▶ [Exercise details] Return the entries verbatim and drop every picture.

▶ [Extracted records]
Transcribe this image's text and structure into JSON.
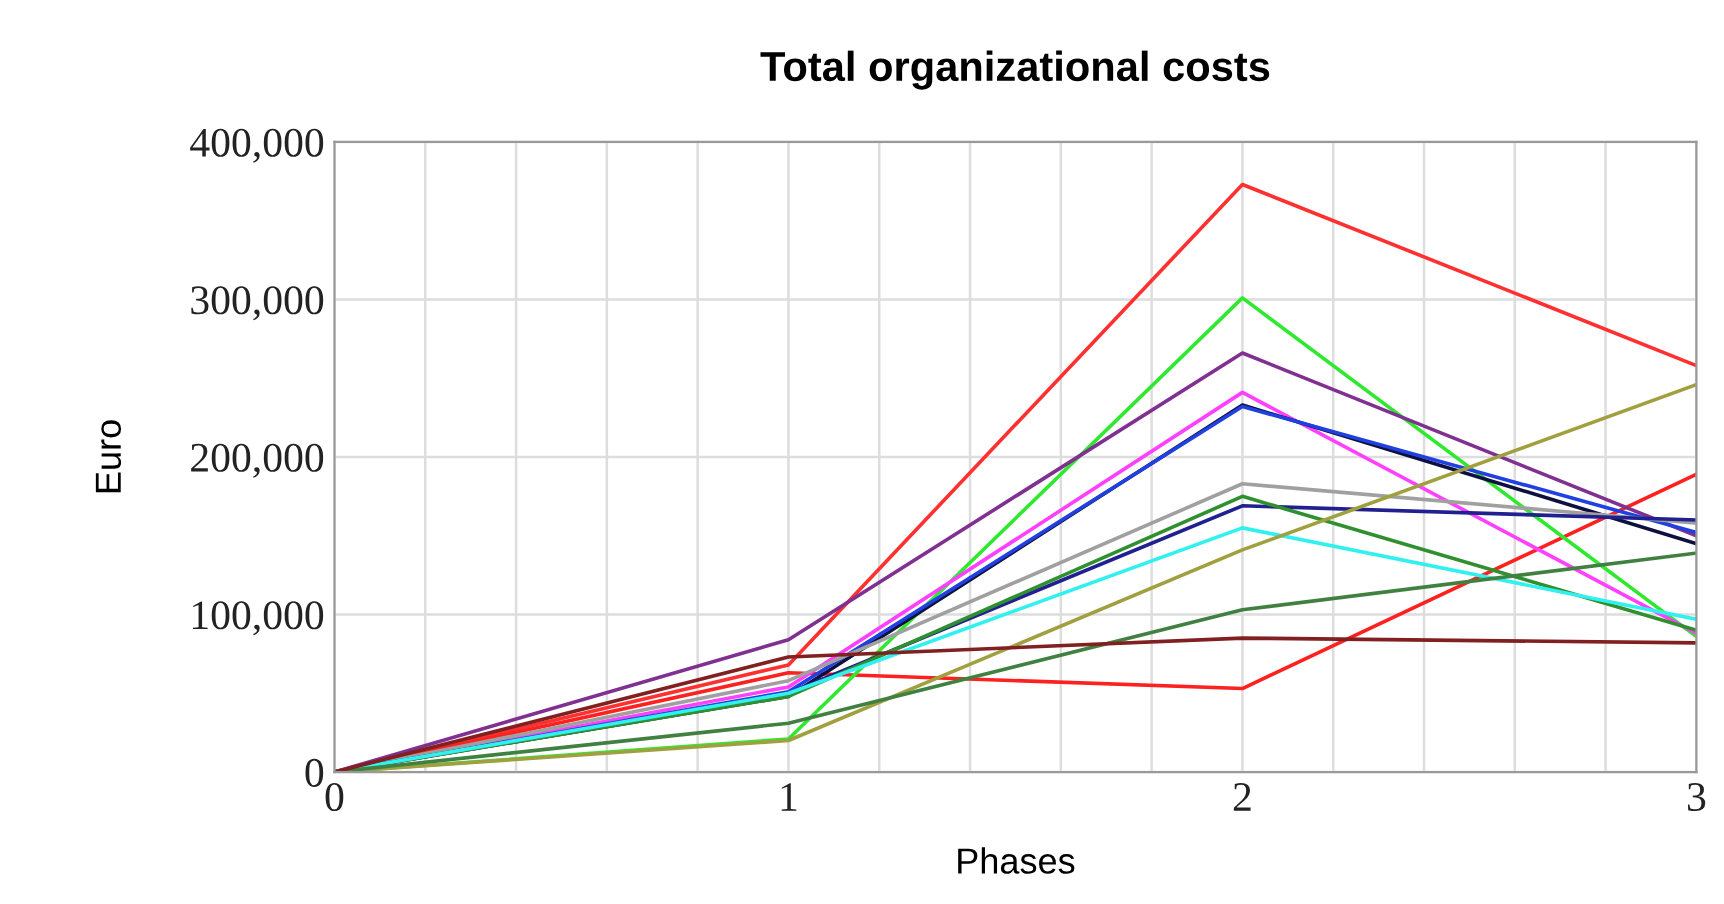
{
  "chart_data": {
    "type": "line",
    "title": "Total organizational costs",
    "xlabel": "Phases",
    "ylabel": "Euro",
    "x": [
      0,
      1,
      2,
      3
    ],
    "xlim": [
      0,
      3
    ],
    "xticks": [
      0,
      {
        "value": 0.2,
        "label": null
      },
      {
        "value": 0.4,
        "label": null
      },
      {
        "value": 0.6,
        "label": null
      },
      {
        "value": 0.8,
        "label": null
      },
      1,
      {
        "value": 1.2,
        "label": null
      },
      {
        "value": 1.4,
        "label": null
      },
      {
        "value": 1.6,
        "label": null
      },
      {
        "value": 1.8,
        "label": null
      },
      2,
      {
        "value": 2.2,
        "label": null
      },
      {
        "value": 2.4,
        "label": null
      },
      {
        "value": 2.6,
        "label": null
      },
      {
        "value": 2.8,
        "label": null
      },
      3
    ],
    "ylim": [
      0,
      400000
    ],
    "yticks": [
      0,
      {
        "value": 100000,
        "label": "100,000"
      },
      {
        "value": 200000,
        "label": "200,000"
      },
      {
        "value": 300000,
        "label": "300,000"
      },
      {
        "value": 400000,
        "label": "400,000"
      }
    ],
    "grid": true,
    "legend": false,
    "marker": "none",
    "line_style": "solid",
    "series": [
      {
        "color": "#ff3030",
        "values": [
          0,
          68000,
          373000,
          258000
        ]
      },
      {
        "color": "#ff2020",
        "values": [
          0,
          63000,
          53000,
          189000
        ]
      },
      {
        "color": "#30e830",
        "values": [
          0,
          21000,
          301000,
          86000
        ]
      },
      {
        "color": "#803090",
        "values": [
          0,
          84000,
          266000,
          150000
        ]
      },
      {
        "color": "#ff40ff",
        "values": [
          0,
          54000,
          241000,
          88000
        ]
      },
      {
        "color": "#101040",
        "values": [
          0,
          48000,
          233000,
          145000
        ]
      },
      {
        "color": "#2040e0",
        "values": [
          0,
          51000,
          232000,
          152000
        ]
      },
      {
        "color": "#a0a0a0",
        "values": [
          0,
          58000,
          183000,
          158000
        ]
      },
      {
        "color": "#202090",
        "values": [
          0,
          50000,
          169000,
          160000
        ]
      },
      {
        "color": "#309030",
        "values": [
          0,
          48000,
          175000,
          90000
        ]
      },
      {
        "color": "#30f0f0",
        "values": [
          0,
          50000,
          155000,
          97000
        ]
      },
      {
        "color": "#a0a040",
        "values": [
          0,
          20000,
          141000,
          246000
        ]
      },
      {
        "color": "#408040",
        "values": [
          0,
          31000,
          103000,
          139000
        ]
      },
      {
        "color": "#802020",
        "values": [
          0,
          73000,
          85000,
          82000
        ]
      }
    ]
  }
}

▶ [Full solution]
Transcribe this image's text and structure into JSON.
{
  "chart_data": {
    "type": "line",
    "title": "Total organizational costs",
    "xlabel": "Phases",
    "ylabel": "Euro",
    "x": [
      0,
      1,
      2,
      3
    ],
    "xlim": [
      0,
      3
    ],
    "xticks": [
      0,
      {
        "value": 0.2,
        "label": null
      },
      {
        "value": 0.4,
        "label": null
      },
      {
        "value": 0.6,
        "label": null
      },
      {
        "value": 0.8,
        "label": null
      },
      1,
      {
        "value": 1.2,
        "label": null
      },
      {
        "value": 1.4,
        "label": null
      },
      {
        "value": 1.6,
        "label": null
      },
      {
        "value": 1.8,
        "label": null
      },
      2,
      {
        "value": 2.2,
        "label": null
      },
      {
        "value": 2.4,
        "label": null
      },
      {
        "value": 2.6,
        "label": null
      },
      {
        "value": 2.8,
        "label": null
      },
      3
    ],
    "ylim": [
      0,
      400000
    ],
    "yticks": [
      0,
      {
        "value": 100000,
        "label": "100,000"
      },
      {
        "value": 200000,
        "label": "200,000"
      },
      {
        "value": 300000,
        "label": "300,000"
      },
      {
        "value": 400000,
        "label": "400,000"
      }
    ],
    "grid": true,
    "legend": false,
    "marker": "none",
    "line_style": "solid",
    "series": [
      {
        "color": "#ff3030",
        "values": [
          0,
          68000,
          373000,
          258000
        ]
      },
      {
        "color": "#ff2020",
        "values": [
          0,
          63000,
          53000,
          189000
        ]
      },
      {
        "color": "#30e830",
        "values": [
          0,
          21000,
          301000,
          86000
        ]
      },
      {
        "color": "#803090",
        "values": [
          0,
          84000,
          266000,
          150000
        ]
      },
      {
        "color": "#ff40ff",
        "values": [
          0,
          54000,
          241000,
          88000
        ]
      },
      {
        "color": "#101040",
        "values": [
          0,
          48000,
          233000,
          145000
        ]
      },
      {
        "color": "#2040e0",
        "values": [
          0,
          51000,
          232000,
          152000
        ]
      },
      {
        "color": "#a0a0a0",
        "values": [
          0,
          58000,
          183000,
          158000
        ]
      },
      {
        "color": "#202090",
        "values": [
          0,
          50000,
          169000,
          160000
        ]
      },
      {
        "color": "#309030",
        "values": [
          0,
          48000,
          175000,
          90000
        ]
      },
      {
        "color": "#30f0f0",
        "values": [
          0,
          50000,
          155000,
          97000
        ]
      },
      {
        "color": "#a0a040",
        "values": [
          0,
          20000,
          141000,
          246000
        ]
      },
      {
        "color": "#408040",
        "values": [
          0,
          31000,
          103000,
          139000
        ]
      },
      {
        "color": "#802020",
        "values": [
          0,
          73000,
          85000,
          82000
        ]
      }
    ]
  }
}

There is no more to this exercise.